** BEGIN Provided data **

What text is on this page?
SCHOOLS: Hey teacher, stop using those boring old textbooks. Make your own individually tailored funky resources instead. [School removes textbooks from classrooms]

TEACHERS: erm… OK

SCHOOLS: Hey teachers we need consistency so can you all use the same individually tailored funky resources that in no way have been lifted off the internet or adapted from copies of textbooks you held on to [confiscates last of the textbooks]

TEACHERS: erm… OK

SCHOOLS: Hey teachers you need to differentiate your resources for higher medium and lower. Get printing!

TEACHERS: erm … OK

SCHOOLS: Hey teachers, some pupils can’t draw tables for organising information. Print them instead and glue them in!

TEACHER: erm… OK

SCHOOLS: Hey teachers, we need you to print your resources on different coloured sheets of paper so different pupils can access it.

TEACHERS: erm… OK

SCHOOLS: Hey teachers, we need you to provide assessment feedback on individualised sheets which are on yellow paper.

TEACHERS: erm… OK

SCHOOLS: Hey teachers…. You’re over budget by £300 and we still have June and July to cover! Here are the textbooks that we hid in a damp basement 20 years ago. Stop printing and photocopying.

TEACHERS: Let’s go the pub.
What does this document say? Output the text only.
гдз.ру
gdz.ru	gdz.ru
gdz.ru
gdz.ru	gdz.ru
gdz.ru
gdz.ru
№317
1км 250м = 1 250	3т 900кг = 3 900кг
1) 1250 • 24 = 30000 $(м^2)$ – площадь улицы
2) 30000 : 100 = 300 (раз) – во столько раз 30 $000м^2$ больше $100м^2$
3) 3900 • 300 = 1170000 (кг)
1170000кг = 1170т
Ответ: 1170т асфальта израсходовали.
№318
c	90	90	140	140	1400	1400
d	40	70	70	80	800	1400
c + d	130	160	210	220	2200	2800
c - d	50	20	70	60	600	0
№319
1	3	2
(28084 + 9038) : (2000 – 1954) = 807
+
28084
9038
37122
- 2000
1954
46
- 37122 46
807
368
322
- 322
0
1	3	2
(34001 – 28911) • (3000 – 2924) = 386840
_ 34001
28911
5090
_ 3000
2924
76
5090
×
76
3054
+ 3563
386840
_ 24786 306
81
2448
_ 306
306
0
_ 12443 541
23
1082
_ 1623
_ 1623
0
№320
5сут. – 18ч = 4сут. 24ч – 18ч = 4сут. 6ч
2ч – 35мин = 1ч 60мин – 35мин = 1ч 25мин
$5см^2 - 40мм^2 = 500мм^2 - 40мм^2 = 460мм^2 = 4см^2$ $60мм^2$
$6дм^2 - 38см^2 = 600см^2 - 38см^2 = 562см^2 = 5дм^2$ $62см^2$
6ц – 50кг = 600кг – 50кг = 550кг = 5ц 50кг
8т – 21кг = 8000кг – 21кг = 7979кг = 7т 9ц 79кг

** END Provided data **

▶ [What to do]:
Pull every line containing "instead" out of the data above.

▶ [Full output]:
SCHOOLS: Hey teacher, stop using those boring old textbooks. Make your own individually tailored funky resources instead. [School removes textbooks from classrooms]
SCHOOLS: Hey teachers, some pupils can’t draw tables for organising information. Print them instead and glue them in!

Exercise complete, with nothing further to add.